WHAT TO WORK ON —
Write each record again exactly as it stands.

▼

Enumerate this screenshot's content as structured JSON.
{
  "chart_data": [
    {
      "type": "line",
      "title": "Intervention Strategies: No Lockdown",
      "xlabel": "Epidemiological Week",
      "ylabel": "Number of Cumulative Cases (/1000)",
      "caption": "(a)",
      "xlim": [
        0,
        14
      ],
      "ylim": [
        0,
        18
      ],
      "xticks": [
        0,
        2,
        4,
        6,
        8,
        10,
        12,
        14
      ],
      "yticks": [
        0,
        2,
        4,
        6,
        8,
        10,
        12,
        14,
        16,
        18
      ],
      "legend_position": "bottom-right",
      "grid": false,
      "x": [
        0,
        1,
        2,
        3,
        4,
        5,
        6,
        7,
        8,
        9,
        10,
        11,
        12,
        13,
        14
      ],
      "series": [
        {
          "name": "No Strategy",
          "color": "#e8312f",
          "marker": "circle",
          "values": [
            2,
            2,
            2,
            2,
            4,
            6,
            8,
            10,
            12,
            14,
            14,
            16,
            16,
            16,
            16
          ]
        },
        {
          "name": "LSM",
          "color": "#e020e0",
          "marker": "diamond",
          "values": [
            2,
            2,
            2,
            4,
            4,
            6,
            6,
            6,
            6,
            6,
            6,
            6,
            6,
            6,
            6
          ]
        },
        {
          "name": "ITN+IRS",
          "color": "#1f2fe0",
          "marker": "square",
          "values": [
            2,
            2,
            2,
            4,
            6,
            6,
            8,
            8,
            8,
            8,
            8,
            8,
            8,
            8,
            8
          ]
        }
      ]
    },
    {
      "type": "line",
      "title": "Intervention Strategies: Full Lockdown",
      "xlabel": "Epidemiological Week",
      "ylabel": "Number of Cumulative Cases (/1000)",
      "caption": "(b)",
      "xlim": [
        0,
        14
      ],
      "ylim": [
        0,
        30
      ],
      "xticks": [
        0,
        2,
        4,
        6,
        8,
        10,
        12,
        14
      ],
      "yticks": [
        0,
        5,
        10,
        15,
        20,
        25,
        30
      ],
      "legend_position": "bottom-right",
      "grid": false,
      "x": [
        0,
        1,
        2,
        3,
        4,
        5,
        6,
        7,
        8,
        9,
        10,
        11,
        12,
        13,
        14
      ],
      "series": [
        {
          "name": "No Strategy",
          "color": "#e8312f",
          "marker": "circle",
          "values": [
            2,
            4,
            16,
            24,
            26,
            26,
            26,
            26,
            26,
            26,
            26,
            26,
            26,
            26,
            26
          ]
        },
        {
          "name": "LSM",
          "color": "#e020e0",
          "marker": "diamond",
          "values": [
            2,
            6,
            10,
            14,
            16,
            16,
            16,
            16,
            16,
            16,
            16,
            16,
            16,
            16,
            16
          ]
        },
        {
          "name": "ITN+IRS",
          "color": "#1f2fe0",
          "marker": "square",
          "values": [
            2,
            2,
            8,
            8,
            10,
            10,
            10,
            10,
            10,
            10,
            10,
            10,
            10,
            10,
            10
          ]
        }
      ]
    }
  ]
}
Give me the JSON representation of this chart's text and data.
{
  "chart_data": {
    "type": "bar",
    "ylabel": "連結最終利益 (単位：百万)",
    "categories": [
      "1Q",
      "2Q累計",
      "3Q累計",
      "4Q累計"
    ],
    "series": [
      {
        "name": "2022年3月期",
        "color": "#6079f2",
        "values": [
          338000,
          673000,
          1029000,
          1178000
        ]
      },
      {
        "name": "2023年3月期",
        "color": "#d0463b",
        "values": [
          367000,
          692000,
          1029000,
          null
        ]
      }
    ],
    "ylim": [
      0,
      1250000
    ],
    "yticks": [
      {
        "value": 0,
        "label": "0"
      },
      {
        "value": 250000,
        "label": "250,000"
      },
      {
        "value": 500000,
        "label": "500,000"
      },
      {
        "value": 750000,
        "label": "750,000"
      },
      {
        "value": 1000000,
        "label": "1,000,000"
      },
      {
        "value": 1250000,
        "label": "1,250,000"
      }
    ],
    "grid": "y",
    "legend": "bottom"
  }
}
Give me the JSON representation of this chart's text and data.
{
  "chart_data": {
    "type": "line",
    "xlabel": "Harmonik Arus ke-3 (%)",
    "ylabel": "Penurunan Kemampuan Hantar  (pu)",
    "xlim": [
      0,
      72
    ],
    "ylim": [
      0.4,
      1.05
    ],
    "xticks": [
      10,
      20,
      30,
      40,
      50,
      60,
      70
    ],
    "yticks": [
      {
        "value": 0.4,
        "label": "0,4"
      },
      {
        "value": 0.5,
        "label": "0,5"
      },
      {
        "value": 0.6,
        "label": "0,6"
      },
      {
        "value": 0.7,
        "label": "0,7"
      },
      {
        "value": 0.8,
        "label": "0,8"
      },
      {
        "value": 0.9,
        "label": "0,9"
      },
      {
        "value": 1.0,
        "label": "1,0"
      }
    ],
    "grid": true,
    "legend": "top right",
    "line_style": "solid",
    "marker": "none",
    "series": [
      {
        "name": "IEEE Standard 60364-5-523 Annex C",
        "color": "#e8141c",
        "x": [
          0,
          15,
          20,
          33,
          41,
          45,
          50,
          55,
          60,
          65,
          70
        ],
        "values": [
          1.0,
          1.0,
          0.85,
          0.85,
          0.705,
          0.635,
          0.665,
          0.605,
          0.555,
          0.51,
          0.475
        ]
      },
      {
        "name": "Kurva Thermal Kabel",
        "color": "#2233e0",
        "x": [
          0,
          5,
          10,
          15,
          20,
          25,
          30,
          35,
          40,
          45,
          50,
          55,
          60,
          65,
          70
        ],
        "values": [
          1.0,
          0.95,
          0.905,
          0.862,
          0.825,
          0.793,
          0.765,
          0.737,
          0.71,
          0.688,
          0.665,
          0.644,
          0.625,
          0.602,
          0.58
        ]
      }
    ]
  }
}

▲

IN RESPONSE —
Enumerate this screenshot's content as structured JSON.
{
  "chart_data": [
    {
      "type": "line",
      "title": "Intervention Strategies: No Lockdown",
      "xlabel": "Epidemiological Week",
      "ylabel": "Number of Cumulative Cases (/1000)",
      "caption": "(a)",
      "xlim": [
        0,
        14
      ],
      "ylim": [
        0,
        18
      ],
      "xticks": [
        0,
        2,
        4,
        6,
        8,
        10,
        12,
        14
      ],
      "yticks": [
        0,
        2,
        4,
        6,
        8,
        10,
        12,
        14,
        16,
        18
      ],
      "legend_position": "bottom-right",
      "grid": false,
      "x": [
        0,
        1,
        2,
        3,
        4,
        5,
        6,
        7,
        8,
        9,
        10,
        11,
        12,
        13,
        14
      ],
      "series": [
        {
          "name": "No Strategy",
          "color": "#e8312f",
          "marker": "circle",
          "values": [
            2,
            2,
            2,
            2,
            4,
            6,
            8,
            10,
            12,
            14,
            14,
            16,
            16,
            16,
            16
          ]
        },
        {
          "name": "LSM",
          "color": "#e020e0",
          "marker": "diamond",
          "values": [
            2,
            2,
            2,
            4,
            4,
            6,
            6,
            6,
            6,
            6,
            6,
            6,
            6,
            6,
            6
          ]
        },
        {
          "name": "ITN+IRS",
          "color": "#1f2fe0",
          "marker": "square",
          "values": [
            2,
            2,
            2,
            4,
            6,
            6,
            8,
            8,
            8,
            8,
            8,
            8,
            8,
            8,
            8
          ]
        }
      ]
    },
    {
      "type": "line",
      "title": "Intervention Strategies: Full Lockdown",
      "xlabel": "Epidemiological Week",
      "ylabel": "Number of Cumulative Cases (/1000)",
      "caption": "(b)",
      "xlim": [
        0,
        14
      ],
      "ylim": [
        0,
        30
      ],
      "xticks": [
        0,
        2,
        4,
        6,
        8,
        10,
        12,
        14
      ],
      "yticks": [
        0,
        5,
        10,
        15,
        20,
        25,
        30
      ],
      "legend_position": "bottom-right",
      "grid": false,
      "x": [
        0,
        1,
        2,
        3,
        4,
        5,
        6,
        7,
        8,
        9,
        10,
        11,
        12,
        13,
        14
      ],
      "series": [
        {
          "name": "No Strategy",
          "color": "#e8312f",
          "marker": "circle",
          "values": [
            2,
            4,
            16,
            24,
            26,
            26,
            26,
            26,
            26,
            26,
            26,
            26,
            26,
            26,
            26
          ]
        },
        {
          "name": "LSM",
          "color": "#e020e0",
          "marker": "diamond",
          "values": [
            2,
            6,
            10,
            14,
            16,
            16,
            16,
            16,
            16,
            16,
            16,
            16,
            16,
            16,
            16
          ]
        },
        {
          "name": "ITN+IRS",
          "color": "#1f2fe0",
          "marker": "square",
          "values": [
            2,
            2,
            8,
            8,
            10,
            10,
            10,
            10,
            10,
            10,
            10,
            10,
            10,
            10,
            10
          ]
        }
      ]
    }
  ]
}
Give me the JSON representation of this chart's text and data.
{
  "chart_data": {
    "type": "bar",
    "ylabel": "連結最終利益 (単位：百万)",
    "categories": [
      "1Q",
      "2Q累計",
      "3Q累計",
      "4Q累計"
    ],
    "series": [
      {
        "name": "2022年3月期",
        "color": "#6079f2",
        "values": [
          338000,
          673000,
          1029000,
          1178000
        ]
      },
      {
        "name": "2023年3月期",
        "color": "#d0463b",
        "values": [
          367000,
          692000,
          1029000,
          null
        ]
      }
    ],
    "ylim": [
      0,
      1250000
    ],
    "yticks": [
      {
        "value": 0,
        "label": "0"
      },
      {
        "value": 250000,
        "label": "250,000"
      },
      {
        "value": 500000,
        "label": "500,000"
      },
      {
        "value": 750000,
        "label": "750,000"
      },
      {
        "value": 1000000,
        "label": "1,000,000"
      },
      {
        "value": 1250000,
        "label": "1,250,000"
      }
    ],
    "grid": "y",
    "legend": "bottom"
  }
}
Give me the JSON representation of this chart's text and data.
{
  "chart_data": {
    "type": "line",
    "xlabel": "Harmonik Arus ke-3 (%)",
    "ylabel": "Penurunan Kemampuan Hantar  (pu)",
    "xlim": [
      0,
      72
    ],
    "ylim": [
      0.4,
      1.05
    ],
    "xticks": [
      10,
      20,
      30,
      40,
      50,
      60,
      70
    ],
    "yticks": [
      {
        "value": 0.4,
        "label": "0,4"
      },
      {
        "value": 0.5,
        "label": "0,5"
      },
      {
        "value": 0.6,
        "label": "0,6"
      },
      {
        "value": 0.7,
        "label": "0,7"
      },
      {
        "value": 0.8,
        "label": "0,8"
      },
      {
        "value": 0.9,
        "label": "0,9"
      },
      {
        "value": 1.0,
        "label": "1,0"
      }
    ],
    "grid": true,
    "legend": "top right",
    "line_style": "solid",
    "marker": "none",
    "series": [
      {
        "name": "IEEE Standard 60364-5-523 Annex C",
        "color": "#e8141c",
        "x": [
          0,
          15,
          20,
          33,
          41,
          45,
          50,
          55,
          60,
          65,
          70
        ],
        "values": [
          1.0,
          1.0,
          0.85,
          0.85,
          0.705,
          0.635,
          0.665,
          0.605,
          0.555,
          0.51,
          0.475
        ]
      },
      {
        "name": "Kurva Thermal Kabel",
        "color": "#2233e0",
        "x": [
          0,
          5,
          10,
          15,
          20,
          25,
          30,
          35,
          40,
          45,
          50,
          55,
          60,
          65,
          70
        ],
        "values": [
          1.0,
          0.95,
          0.905,
          0.862,
          0.825,
          0.793,
          0.765,
          0.737,
          0.71,
          0.688,
          0.665,
          0.644,
          0.625,
          0.602,
          0.58
        ]
      }
    ]
  }
}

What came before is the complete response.